Task inputs —
------------------------------------------------
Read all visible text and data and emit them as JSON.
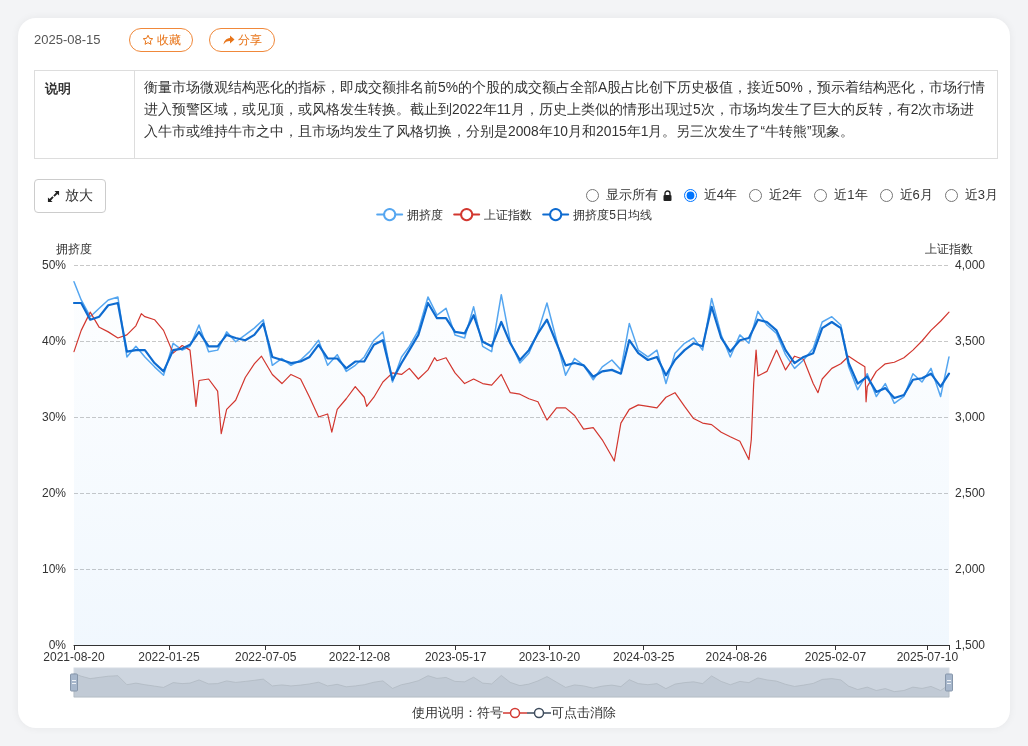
{
  "chart_data": {
    "type": "line",
    "ylabel": "拥挤度",
    "y2label": "上证指数",
    "annotations": [
      "2025-08-15",
      "收藏",
      "分享",
      "说明",
      "衡量市场微观结构恶化的指标，即成交额排名前5%的个股的成交额占全部A股占比创下历史极值，接近50%，预示着结构恶化，市场行情进入预警区域，或见顶，或风格发生转换。截止到2022年11月，历史上类似的情形出现过5次，市场均发生了巨大的反转，有2次市场进入牛市或维持牛市之中，且市场均发生了风格切换，分别是2008年10月和2015年1月。另三次发生了“牛转熊”现象。",
      "放大",
      "显示所有",
      "近4年",
      "近2年",
      "近1年",
      "近6月",
      "近3月",
      "使用说明：符号",
      "可点击消除"
    ],
    "x": [
      "2021-08-20",
      "2021-09-01",
      "2021-09-16",
      "2021-10-01",
      "2021-10-16",
      "2021-11-01",
      "2021-11-16",
      "2021-12-01",
      "2021-12-16",
      "2022-01-01",
      "2022-01-16",
      "2022-02-01",
      "2022-02-16",
      "2022-03-01",
      "2022-03-16",
      "2022-04-01",
      "2022-04-16",
      "2022-05-01",
      "2022-05-16",
      "2022-06-01",
      "2022-06-16",
      "2022-07-01",
      "2022-07-16",
      "2022-08-01",
      "2022-08-16",
      "2022-09-01",
      "2022-09-16",
      "2022-10-01",
      "2022-10-16",
      "2022-11-01",
      "2022-11-16",
      "2022-12-01",
      "2022-12-16",
      "2023-01-01",
      "2023-01-16",
      "2023-02-01",
      "2023-02-16",
      "2023-03-01",
      "2023-03-16",
      "2023-04-01",
      "2023-04-16",
      "2023-05-01",
      "2023-05-16",
      "2023-06-01",
      "2023-06-16",
      "2023-07-01",
      "2023-07-16",
      "2023-08-01",
      "2023-08-16",
      "2023-09-01",
      "2023-09-16",
      "2023-10-01",
      "2023-10-16",
      "2023-11-01",
      "2023-11-16",
      "2023-12-01",
      "2023-12-16",
      "2024-01-01",
      "2024-01-16",
      "2024-02-01",
      "2024-02-16",
      "2024-03-01",
      "2024-03-16",
      "2024-04-01",
      "2024-04-16",
      "2024-05-01",
      "2024-05-16",
      "2024-06-01",
      "2024-06-16",
      "2024-07-01",
      "2024-07-16",
      "2024-08-01",
      "2024-08-16",
      "2024-09-01",
      "2024-09-16",
      "2024-10-01",
      "2024-10-16",
      "2024-11-01",
      "2024-11-16",
      "2024-12-01",
      "2024-12-16",
      "2025-01-01",
      "2025-01-16",
      "2025-02-01",
      "2025-02-16",
      "2025-03-01",
      "2025-03-16",
      "2025-04-01",
      "2025-04-16",
      "2025-05-01",
      "2025-05-16",
      "2025-06-01",
      "2025-06-16",
      "2025-07-01",
      "2025-07-16",
      "2025-08-01",
      "2025-08-15"
    ],
    "series": [
      {
        "name": "拥挤度",
        "type": "area",
        "color": "#55a6f0",
        "values": [
          47.8,
          45.4,
          43.2,
          44.3,
          45.4,
          45.8,
          37.9,
          39.3,
          37.9,
          36.6,
          35.5,
          39.7,
          38.8,
          39.3,
          42.1,
          38.6,
          38.8,
          41.2,
          39.9,
          40.8,
          41.7,
          42.8,
          36.8,
          37.7,
          36.8,
          37.5,
          38.6,
          40.1,
          36.8,
          38.2,
          36.0,
          36.8,
          37.9,
          40.1,
          41.2,
          34.6,
          37.9,
          39.3,
          41.4,
          45.8,
          43.4,
          44.3,
          40.8,
          40.4,
          44.5,
          39.3,
          38.6,
          46.1,
          39.9,
          37.1,
          38.4,
          41.2,
          45.0,
          40.1,
          35.5,
          37.7,
          36.8,
          34.9,
          36.6,
          37.5,
          36.2,
          42.3,
          38.8,
          37.9,
          38.8,
          34.4,
          38.4,
          39.7,
          40.4,
          38.8,
          45.6,
          40.8,
          37.9,
          40.8,
          39.7,
          43.9,
          42.1,
          41.0,
          38.2,
          36.4,
          37.5,
          39.0,
          42.5,
          43.2,
          42.1,
          36.6,
          33.6,
          35.7,
          32.7,
          34.4,
          31.8,
          32.7,
          35.7,
          34.6,
          36.4,
          32.7,
          37.9
        ]
      },
      {
        "name": "上证指数",
        "color": "#d2372f",
        "axis": "y2",
        "x": [
          "2021-08-20",
          "2021-09-01",
          "2021-09-16",
          "2021-10-01",
          "2021-10-16",
          "2021-11-01",
          "2021-11-16",
          "2021-12-01",
          "2021-12-10",
          "2021-12-16",
          "2022-01-01",
          "2022-01-16",
          "2022-02-01",
          "2022-02-16",
          "2022-03-01",
          "2022-03-11",
          "2022-03-16",
          "2022-04-01",
          "2022-04-16",
          "2022-04-22",
          "2022-05-01",
          "2022-05-16",
          "2022-06-01",
          "2022-06-16",
          "2022-06-28",
          "2022-07-01",
          "2022-07-16",
          "2022-08-01",
          "2022-08-16",
          "2022-09-01",
          "2022-09-16",
          "2022-10-01",
          "2022-10-16",
          "2022-10-23",
          "2022-11-01",
          "2022-11-16",
          "2022-12-01",
          "2022-12-16",
          "2022-12-20",
          "2023-01-01",
          "2023-01-16",
          "2023-02-01",
          "2023-02-16",
          "2023-03-01",
          "2023-03-16",
          "2023-04-01",
          "2023-04-12",
          "2023-04-16",
          "2023-05-01",
          "2023-05-16",
          "2023-06-01",
          "2023-06-16",
          "2023-07-01",
          "2023-07-16",
          "2023-08-01",
          "2023-08-16",
          "2023-09-01",
          "2023-09-16",
          "2023-10-01",
          "2023-10-16",
          "2023-11-01",
          "2023-11-16",
          "2023-12-01",
          "2023-12-16",
          "2024-01-01",
          "2024-01-16",
          "2024-02-01",
          "2024-02-05",
          "2024-02-16",
          "2024-03-01",
          "2024-03-16",
          "2024-04-01",
          "2024-04-16",
          "2024-05-01",
          "2024-05-16",
          "2024-06-01",
          "2024-06-16",
          "2024-07-01",
          "2024-07-16",
          "2024-08-01",
          "2024-08-16",
          "2024-09-01",
          "2024-09-16",
          "2024-09-20",
          "2024-09-24",
          "2024-09-28",
          "2024-10-01",
          "2024-10-16",
          "2024-11-01",
          "2024-11-16",
          "2024-12-01",
          "2024-12-16",
          "2025-01-01",
          "2025-01-09",
          "2025-01-16",
          "2025-02-01",
          "2025-02-16",
          "2025-03-01",
          "2025-03-16",
          "2025-03-28",
          "2025-03-30",
          "2025-04-01",
          "2025-04-16",
          "2025-05-01",
          "2025-05-16",
          "2025-06-01",
          "2025-06-16",
          "2025-07-01",
          "2025-07-16",
          "2025-08-01",
          "2025-08-15"
        ],
        "values": [
          3430,
          3570,
          3690,
          3590,
          3560,
          3520,
          3540,
          3600,
          3680,
          3660,
          3640,
          3570,
          3420,
          3470,
          3440,
          3070,
          3240,
          3250,
          3170,
          2890,
          3050,
          3110,
          3260,
          3350,
          3400,
          3380,
          3280,
          3220,
          3280,
          3250,
          3130,
          3000,
          3020,
          2900,
          3050,
          3120,
          3200,
          3130,
          3070,
          3130,
          3230,
          3290,
          3280,
          3320,
          3250,
          3310,
          3390,
          3370,
          3390,
          3290,
          3220,
          3250,
          3220,
          3210,
          3280,
          3160,
          3150,
          3120,
          3100,
          2980,
          3060,
          3060,
          3010,
          2920,
          2930,
          2850,
          2740,
          2710,
          2960,
          3050,
          3080,
          3070,
          3060,
          3130,
          3160,
          3070,
          2990,
          2960,
          2950,
          2900,
          2870,
          2840,
          2720,
          2850,
          3220,
          3440,
          3270,
          3300,
          3440,
          3310,
          3400,
          3380,
          3220,
          3160,
          3250,
          3320,
          3350,
          3400,
          3360,
          3330,
          3100,
          3200,
          3300,
          3350,
          3360,
          3390,
          3440,
          3500,
          3570,
          3630,
          3690
        ]
      },
      {
        "name": "拥挤度5日均线",
        "color": "#0e6bd0",
        "values": [
          45.0,
          45.0,
          42.8,
          43.2,
          44.7,
          45.0,
          38.6,
          38.8,
          38.8,
          37.1,
          36.0,
          38.8,
          39.0,
          39.5,
          41.2,
          39.3,
          39.3,
          40.8,
          40.4,
          40.1,
          40.8,
          42.3,
          37.9,
          37.5,
          37.1,
          37.3,
          37.9,
          39.5,
          37.7,
          37.7,
          36.4,
          37.3,
          37.3,
          39.5,
          40.1,
          34.9,
          37.1,
          38.8,
          40.8,
          45.0,
          43.0,
          43.0,
          41.2,
          41.0,
          43.4,
          39.9,
          39.3,
          42.5,
          39.7,
          37.5,
          38.8,
          41.0,
          42.8,
          39.7,
          36.8,
          37.1,
          36.8,
          35.3,
          36.0,
          36.2,
          35.7,
          40.1,
          38.4,
          37.5,
          37.9,
          35.5,
          37.5,
          38.8,
          39.7,
          39.3,
          44.5,
          40.4,
          38.6,
          40.1,
          40.4,
          42.8,
          42.5,
          41.4,
          38.8,
          37.1,
          37.9,
          38.4,
          41.7,
          42.5,
          41.7,
          37.1,
          34.4,
          35.3,
          33.3,
          33.8,
          32.5,
          32.9,
          34.9,
          35.1,
          35.7,
          34.0,
          35.7
        ]
      }
    ],
    "xlim": [
      "2021-08-20",
      "2025-08-15"
    ],
    "xticks": [
      "2021-08-20",
      "2022-01-25",
      "2022-07-05",
      "2022-12-08",
      "2023-05-17",
      "2023-10-20",
      "2024-03-25",
      "2024-08-26",
      "2025-02-07",
      "2025-07-10",
      {
        "value": "2025-08-15",
        "label": null
      }
    ],
    "ylim": [
      0,
      50
    ],
    "yticks": [
      {
        "value": 0,
        "label": "0%"
      },
      {
        "value": 10,
        "label": "10%"
      },
      {
        "value": 20,
        "label": "20%"
      },
      {
        "value": 30,
        "label": "30%"
      },
      {
        "value": 40,
        "label": "40%"
      },
      {
        "value": 50,
        "label": "50%"
      }
    ],
    "y2lim": [
      1500,
      4000
    ],
    "y2ticks": [
      {
        "value": 1500,
        "label": "1,500"
      },
      {
        "value": 2000,
        "label": "2,000"
      },
      {
        "value": 2500,
        "label": "2,500"
      },
      {
        "value": 3000,
        "label": "3,000"
      },
      {
        "value": 3500,
        "label": "3,500"
      },
      {
        "value": 4000,
        "label": "4,000"
      }
    ],
    "grid": "y",
    "legend": "top"
  }
}
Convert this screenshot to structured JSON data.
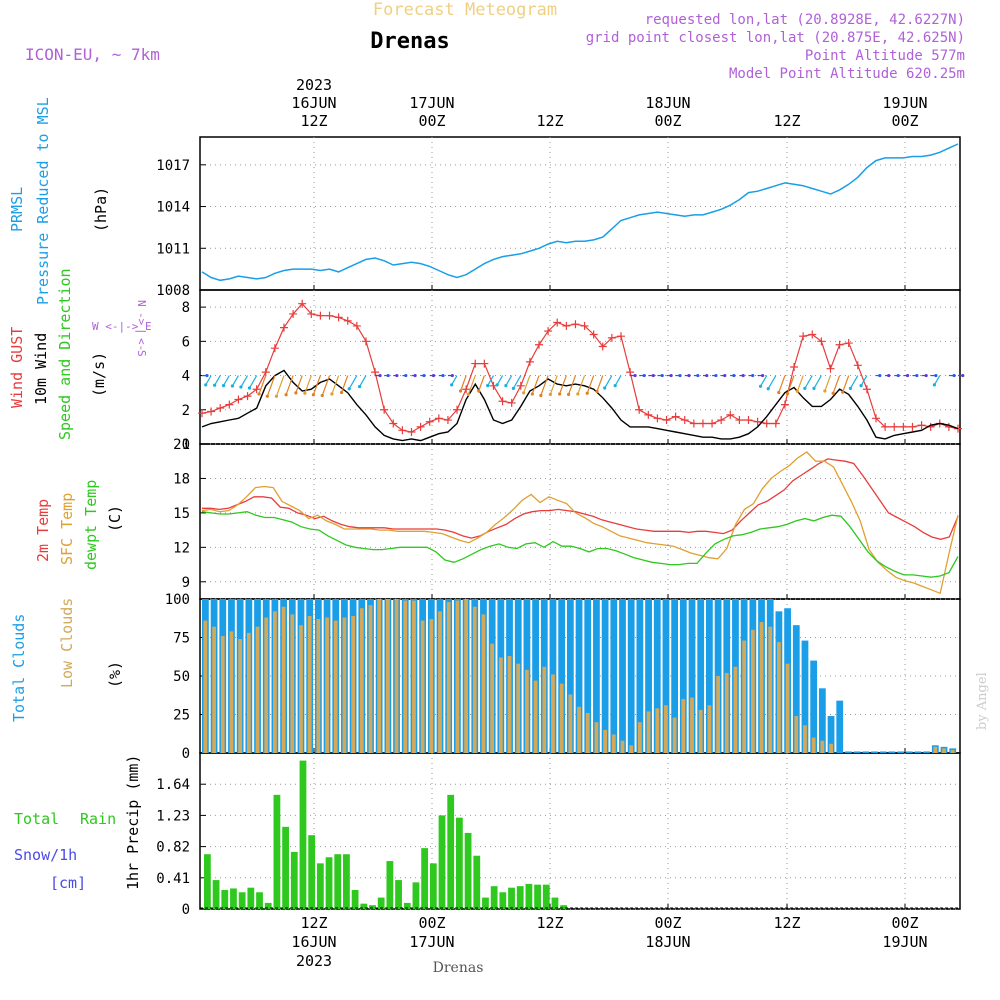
------------------------------------------------
Directions for this task — Across the entries, how many lines hold the word "color"? Say only the number.

Result for this exercise — 3